Short task: The entries below are to be transcribed in full, without their images.
══ The records ══
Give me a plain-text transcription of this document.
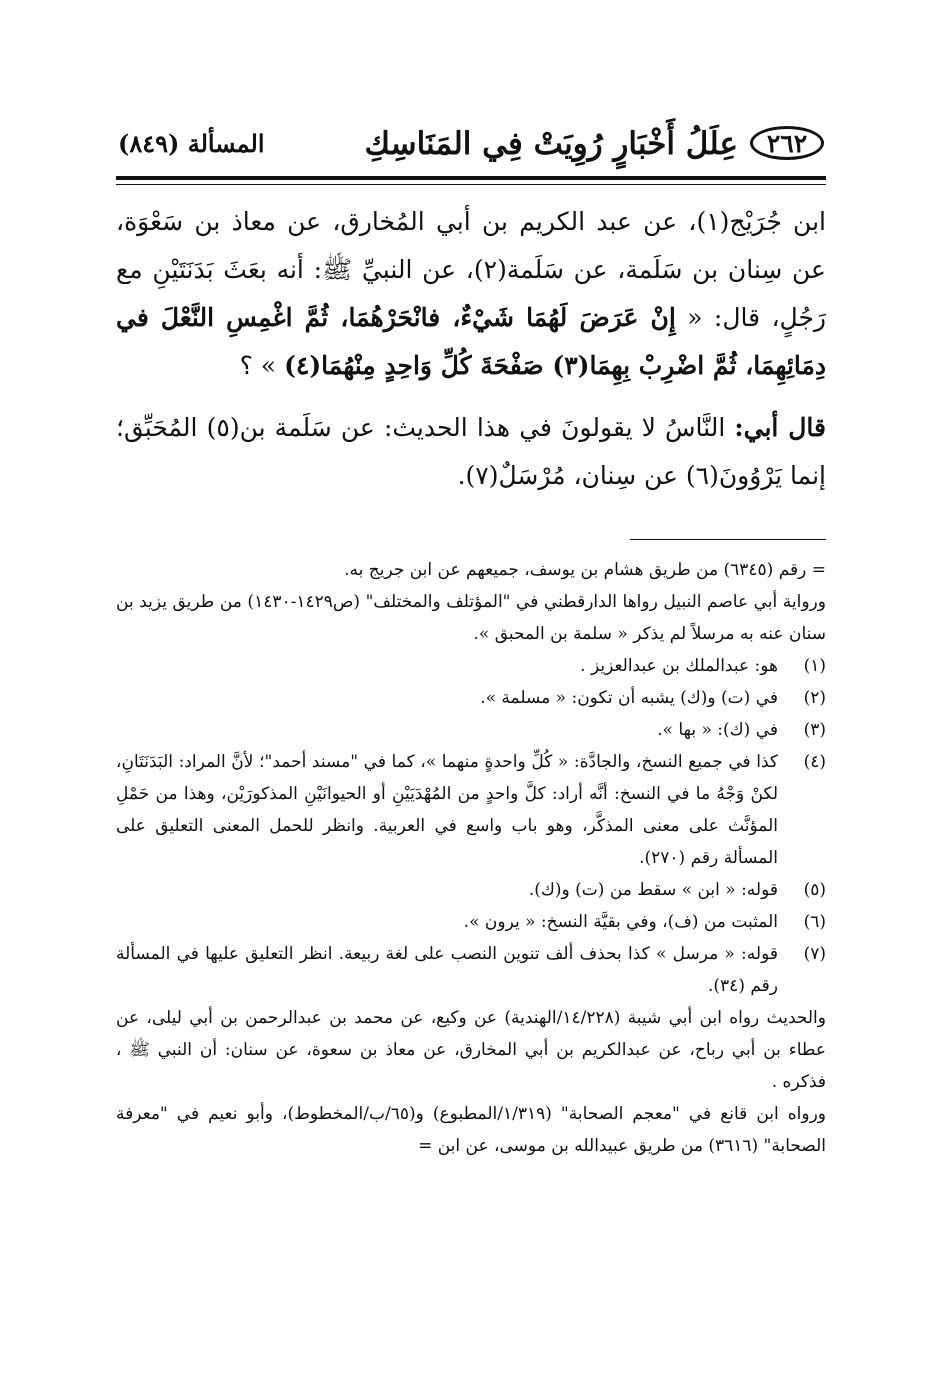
٢٦٢
عِلَلُ أَخْبَارٍ رُوِيَتْ فِي المَنَاسِكِ
المسألة (٨٤٩)

ابن جُرَيْج(١)، عن عبد الكريم بن أبي المُخارق، عن معاذ بن سَعْوَة، عن سِنان بن سَلَمة، عن سَلَمة(٢)، عن النبيِّ ﷺ: أنه بعَثَ بَدَنَتَيْنِ مع رَجُلٍ، قال: « إِنْ عَرَضَ لَهُمَا شَيْءٌ، فانْحَرْهُمَا، ثُمَّ اغْمِسِ النَّعْلَ في دِمَائِهِمَا، ثُمَّ اضْرِبْ بِهِمَا(٣) صَفْحَةَ كُلِّ وَاحِدٍ مِنْهُمَا(٤) » ؟

قال أبي: النَّاسُ لا يقولونَ في هذا الحديث: عن سَلَمة بن(٥) المُحَبِّق؛ إنما يَرْوُونَ(٦) عن سِنان، مُرْسَلٌ(٧).

= رقم (٦٣٤٥) من طريق هشام بن يوسف، جميعهم عن ابن جريج به.

ورواية أبي عاصم النبيل رواها الدارقطني في "المؤتلف والمختلف" (ص١٤٢٩-١٤٣٠) من طريق يزيد بن سنان عنه به مرسلاً لم يذكر « سلمة بن المحبق ».

(١)
هو: عبدالملك بن عبدالعزيز .
(٢)
في (ت) و(ك) يشبه أن تكون: « مسلمة ».
(٣)
في (ك): « بها ».
(٤)
كذا في جميع النسخ، والجادَّة: « كُلِّ واحدةٍ منهما »، كما في "مسند أحمد"؛ لأنَّ المراد: البَدَنَتَانِ، لكنْ وَجْهُ ما في النسخ: أنَّه أراد: كلَّ واحدٍ من المُهْدَيَيْنِ أو الحيوانَيْنِ المذكورَيْن، وهذا من حَمْلِ المؤنَّث على معنى المذكَّر، وهو باب واسع في العربية. وانظر للحمل المعنى التعليق على المسألة رقم (٢٧٠).
(٥)
قوله: « ابن » سقط من (ت) و(ك).
(٦)
المثبت من (ف)، وفي بقيَّة النسخ: « يرون ».
(٧)
قوله: « مرسل » كذا بحذف ألف تنوين النصب على لغة ربيعة. انظر التعليق عليها في المسألة رقم (٣٤).

والحديث رواه ابن أبي شيبة (١٤/٢٢٨/الهندية) عن وكيع، عن محمد بن عبدالرحمن بن أبي ليلى، عن عطاء بن أبي رباح، عن عبدالكريم بن أبي المخارق، عن معاذ بن سعوة، عن سنان: أن النبي ﷺ ، فذكره .

ورواه ابن قانع في "معجم الصحابة" (١/٣١٩/المطبوع) و(٦٥/ب/المخطوط)، وأبو نعيم في "معرفة الصحابة" (٣٦١٦) من طريق عبيدالله بن موسى، عن ابن =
═══
Complete response:
Give me a plain-text transcription of this document.
٢٦٢
عِلَلُ أَخْبَارٍ رُوِيَتْ فِي المَنَاسِكِ
المسألة (٨٤٩)

ابن جُرَيْج(١)، عن عبد الكريم بن أبي المُخارق، عن معاذ بن سَعْوَة، عن سِنان بن سَلَمة، عن سَلَمة(٢)، عن النبيِّ ﷺ: أنه بعَثَ بَدَنَتَيْنِ مع رَجُلٍ، قال: « إِنْ عَرَضَ لَهُمَا شَيْءٌ، فانْحَرْهُمَا، ثُمَّ اغْمِسِ النَّعْلَ في دِمَائِهِمَا، ثُمَّ اضْرِبْ بِهِمَا(٣) صَفْحَةَ كُلِّ وَاحِدٍ مِنْهُمَا(٤) » ؟

قال أبي: النَّاسُ لا يقولونَ في هذا الحديث: عن سَلَمة بن(٥) المُحَبِّق؛ إنما يَرْوُونَ(٦) عن سِنان، مُرْسَلٌ(٧).

= رقم (٦٣٤٥) من طريق هشام بن يوسف، جميعهم عن ابن جريج به.

ورواية أبي عاصم النبيل رواها الدارقطني في "المؤتلف والمختلف" (ص١٤٢٩-١٤٣٠) من طريق يزيد بن سنان عنه به مرسلاً لم يذكر « سلمة بن المحبق ».

(١)
هو: عبدالملك بن عبدالعزيز .
(٢)
في (ت) و(ك) يشبه أن تكون: « مسلمة ».
(٣)
في (ك): « بها ».
(٤)
كذا في جميع النسخ، والجادَّة: « كُلِّ واحدةٍ منهما »، كما في "مسند أحمد"؛ لأنَّ المراد: البَدَنَتَانِ، لكنْ وَجْهُ ما في النسخ: أنَّه أراد: كلَّ واحدٍ من المُهْدَيَيْنِ أو الحيوانَيْنِ المذكورَيْن، وهذا من حَمْلِ المؤنَّث على معنى المذكَّر، وهو باب واسع في العربية. وانظر للحمل المعنى التعليق على المسألة رقم (٢٧٠).
(٥)
قوله: « ابن » سقط من (ت) و(ك).
(٦)
المثبت من (ف)، وفي بقيَّة النسخ: « يرون ».
(٧)
قوله: « مرسل » كذا بحذف ألف تنوين النصب على لغة ربيعة. انظر التعليق عليها في المسألة رقم (٣٤).

والحديث رواه ابن أبي شيبة (١٤/٢٢٨/الهندية) عن وكيع، عن محمد بن عبدالرحمن بن أبي ليلى، عن عطاء بن أبي رباح، عن عبدالكريم بن أبي المخارق، عن معاذ بن سعوة، عن سنان: أن النبي ﷺ ، فذكره .

ورواه ابن قانع في "معجم الصحابة" (١/٣١٩/المطبوع) و(٦٥/ب/المخطوط)، وأبو نعيم في "معرفة الصحابة" (٣٦١٦) من طريق عبيدالله بن موسى، عن ابن =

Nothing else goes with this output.